__Task statement__: Provide an exact transcription of all the records.

__Records shown__:
#####
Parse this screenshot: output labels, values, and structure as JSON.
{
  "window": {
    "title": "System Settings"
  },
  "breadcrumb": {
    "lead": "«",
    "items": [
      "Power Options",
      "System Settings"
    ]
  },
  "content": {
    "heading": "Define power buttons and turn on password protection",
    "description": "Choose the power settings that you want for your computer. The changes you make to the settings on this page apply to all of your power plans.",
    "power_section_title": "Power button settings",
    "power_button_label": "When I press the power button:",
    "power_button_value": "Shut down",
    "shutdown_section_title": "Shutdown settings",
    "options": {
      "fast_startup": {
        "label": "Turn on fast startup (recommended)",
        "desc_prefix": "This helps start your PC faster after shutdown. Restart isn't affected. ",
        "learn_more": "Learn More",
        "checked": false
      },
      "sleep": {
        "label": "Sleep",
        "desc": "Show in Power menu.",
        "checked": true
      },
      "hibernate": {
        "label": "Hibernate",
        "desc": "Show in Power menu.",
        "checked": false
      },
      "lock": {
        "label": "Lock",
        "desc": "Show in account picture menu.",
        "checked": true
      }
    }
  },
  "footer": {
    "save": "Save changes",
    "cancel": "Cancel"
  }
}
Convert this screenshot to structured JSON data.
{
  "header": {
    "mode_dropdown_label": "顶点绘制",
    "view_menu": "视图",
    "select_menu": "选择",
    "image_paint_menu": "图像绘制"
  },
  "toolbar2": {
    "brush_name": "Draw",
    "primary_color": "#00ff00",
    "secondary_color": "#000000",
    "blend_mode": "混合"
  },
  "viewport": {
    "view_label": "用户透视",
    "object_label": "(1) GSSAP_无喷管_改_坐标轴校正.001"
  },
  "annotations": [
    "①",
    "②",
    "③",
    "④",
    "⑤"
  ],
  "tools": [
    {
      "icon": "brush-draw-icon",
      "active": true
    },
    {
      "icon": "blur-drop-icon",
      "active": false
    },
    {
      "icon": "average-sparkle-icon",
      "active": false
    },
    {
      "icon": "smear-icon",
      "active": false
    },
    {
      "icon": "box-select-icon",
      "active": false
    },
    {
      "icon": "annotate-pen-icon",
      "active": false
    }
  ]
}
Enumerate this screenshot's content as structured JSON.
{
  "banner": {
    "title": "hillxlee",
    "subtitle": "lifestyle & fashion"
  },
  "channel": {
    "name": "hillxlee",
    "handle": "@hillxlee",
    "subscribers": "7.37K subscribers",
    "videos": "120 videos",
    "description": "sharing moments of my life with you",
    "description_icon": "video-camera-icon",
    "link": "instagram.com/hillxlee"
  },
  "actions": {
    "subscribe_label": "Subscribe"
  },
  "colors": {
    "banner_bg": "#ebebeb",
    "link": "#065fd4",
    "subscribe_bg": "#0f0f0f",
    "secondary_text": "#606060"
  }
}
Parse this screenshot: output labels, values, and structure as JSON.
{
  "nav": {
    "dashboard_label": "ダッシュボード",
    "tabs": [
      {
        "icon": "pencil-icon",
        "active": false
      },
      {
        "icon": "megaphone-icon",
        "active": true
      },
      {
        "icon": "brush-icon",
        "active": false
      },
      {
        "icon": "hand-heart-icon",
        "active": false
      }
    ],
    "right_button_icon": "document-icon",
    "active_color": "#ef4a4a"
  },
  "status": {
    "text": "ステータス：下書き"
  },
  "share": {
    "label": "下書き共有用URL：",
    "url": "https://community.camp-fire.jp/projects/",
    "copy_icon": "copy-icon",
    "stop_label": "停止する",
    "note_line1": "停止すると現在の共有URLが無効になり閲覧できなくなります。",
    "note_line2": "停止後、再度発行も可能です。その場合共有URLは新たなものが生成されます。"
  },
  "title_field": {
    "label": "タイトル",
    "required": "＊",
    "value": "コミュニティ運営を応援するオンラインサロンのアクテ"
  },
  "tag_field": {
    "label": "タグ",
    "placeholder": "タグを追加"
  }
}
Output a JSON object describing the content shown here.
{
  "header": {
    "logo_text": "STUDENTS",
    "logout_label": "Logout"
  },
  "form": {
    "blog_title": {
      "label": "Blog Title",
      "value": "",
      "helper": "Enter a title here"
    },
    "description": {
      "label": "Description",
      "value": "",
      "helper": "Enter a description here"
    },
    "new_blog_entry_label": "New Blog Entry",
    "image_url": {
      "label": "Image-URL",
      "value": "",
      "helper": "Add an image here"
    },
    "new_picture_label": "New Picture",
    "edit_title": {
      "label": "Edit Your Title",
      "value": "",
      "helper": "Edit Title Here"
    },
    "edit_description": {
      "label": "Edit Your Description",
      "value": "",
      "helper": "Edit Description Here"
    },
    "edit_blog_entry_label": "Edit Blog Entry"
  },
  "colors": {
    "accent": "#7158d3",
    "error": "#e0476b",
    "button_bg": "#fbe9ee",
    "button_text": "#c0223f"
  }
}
#####
__Solution for this exercise__:
Parse this screenshot: output labels, values, and structure as JSON.
{
  "window": {
    "title": "System Settings"
  },
  "breadcrumb": {
    "lead": "«",
    "items": [
      "Power Options",
      "System Settings"
    ]
  },
  "content": {
    "heading": "Define power buttons and turn on password protection",
    "description": "Choose the power settings that you want for your computer. The changes you make to the settings on this page apply to all of your power plans.",
    "power_section_title": "Power button settings",
    "power_button_label": "When I press the power button:",
    "power_button_value": "Shut down",
    "shutdown_section_title": "Shutdown settings",
    "options": {
      "fast_startup": {
        "label": "Turn on fast startup (recommended)",
        "desc_prefix": "This helps start your PC faster after shutdown. Restart isn't affected. ",
        "learn_more": "Learn More",
        "checked": false
      },
      "sleep": {
        "label": "Sleep",
        "desc": "Show in Power menu.",
        "checked": true
      },
      "hibernate": {
        "label": "Hibernate",
        "desc": "Show in Power menu.",
        "checked": false
      },
      "lock": {
        "label": "Lock",
        "desc": "Show in account picture menu.",
        "checked": true
      }
    }
  },
  "footer": {
    "save": "Save changes",
    "cancel": "Cancel"
  }
}
Convert this screenshot to structured JSON data.
{
  "header": {
    "mode_dropdown_label": "顶点绘制",
    "view_menu": "视图",
    "select_menu": "选择",
    "image_paint_menu": "图像绘制"
  },
  "toolbar2": {
    "brush_name": "Draw",
    "primary_color": "#00ff00",
    "secondary_color": "#000000",
    "blend_mode": "混合"
  },
  "viewport": {
    "view_label": "用户透视",
    "object_label": "(1) GSSAP_无喷管_改_坐标轴校正.001"
  },
  "annotations": [
    "①",
    "②",
    "③",
    "④",
    "⑤"
  ],
  "tools": [
    {
      "icon": "brush-draw-icon",
      "active": true
    },
    {
      "icon": "blur-drop-icon",
      "active": false
    },
    {
      "icon": "average-sparkle-icon",
      "active": false
    },
    {
      "icon": "smear-icon",
      "active": false
    },
    {
      "icon": "box-select-icon",
      "active": false
    },
    {
      "icon": "annotate-pen-icon",
      "active": false
    }
  ]
}
Enumerate this screenshot's content as structured JSON.
{
  "banner": {
    "title": "hillxlee",
    "subtitle": "lifestyle & fashion"
  },
  "channel": {
    "name": "hillxlee",
    "handle": "@hillxlee",
    "subscribers": "7.37K subscribers",
    "videos": "120 videos",
    "description": "sharing moments of my life with you",
    "description_icon": "video-camera-icon",
    "link": "instagram.com/hillxlee"
  },
  "actions": {
    "subscribe_label": "Subscribe"
  },
  "colors": {
    "banner_bg": "#ebebeb",
    "link": "#065fd4",
    "subscribe_bg": "#0f0f0f",
    "secondary_text": "#606060"
  }
}
Parse this screenshot: output labels, values, and structure as JSON.
{
  "nav": {
    "dashboard_label": "ダッシュボード",
    "tabs": [
      {
        "icon": "pencil-icon",
        "active": false
      },
      {
        "icon": "megaphone-icon",
        "active": true
      },
      {
        "icon": "brush-icon",
        "active": false
      },
      {
        "icon": "hand-heart-icon",
        "active": false
      }
    ],
    "right_button_icon": "document-icon",
    "active_color": "#ef4a4a"
  },
  "status": {
    "text": "ステータス：下書き"
  },
  "share": {
    "label": "下書き共有用URL：",
    "url": "https://community.camp-fire.jp/projects/",
    "copy_icon": "copy-icon",
    "stop_label": "停止する",
    "note_line1": "停止すると現在の共有URLが無効になり閲覧できなくなります。",
    "note_line2": "停止後、再度発行も可能です。その場合共有URLは新たなものが生成されます。"
  },
  "title_field": {
    "label": "タイトル",
    "required": "＊",
    "value": "コミュニティ運営を応援するオンラインサロンのアクテ"
  },
  "tag_field": {
    "label": "タグ",
    "placeholder": "タグを追加"
  }
}
Output a JSON object describing the content shown here.
{
  "header": {
    "logo_text": "STUDENTS",
    "logout_label": "Logout"
  },
  "form": {
    "blog_title": {
      "label": "Blog Title",
      "value": "",
      "helper": "Enter a title here"
    },
    "description": {
      "label": "Description",
      "value": "",
      "helper": "Enter a description here"
    },
    "new_blog_entry_label": "New Blog Entry",
    "image_url": {
      "label": "Image-URL",
      "value": "",
      "helper": "Add an image here"
    },
    "new_picture_label": "New Picture",
    "edit_title": {
      "label": "Edit Your Title",
      "value": "",
      "helper": "Edit Title Here"
    },
    "edit_description": {
      "label": "Edit Your Description",
      "value": "",
      "helper": "Edit Description Here"
    },
    "edit_blog_entry_label": "Edit Blog Entry"
  },
  "colors": {
    "accent": "#7158d3",
    "error": "#e0476b",
    "button_bg": "#fbe9ee",
    "button_text": "#c0223f"
  }
}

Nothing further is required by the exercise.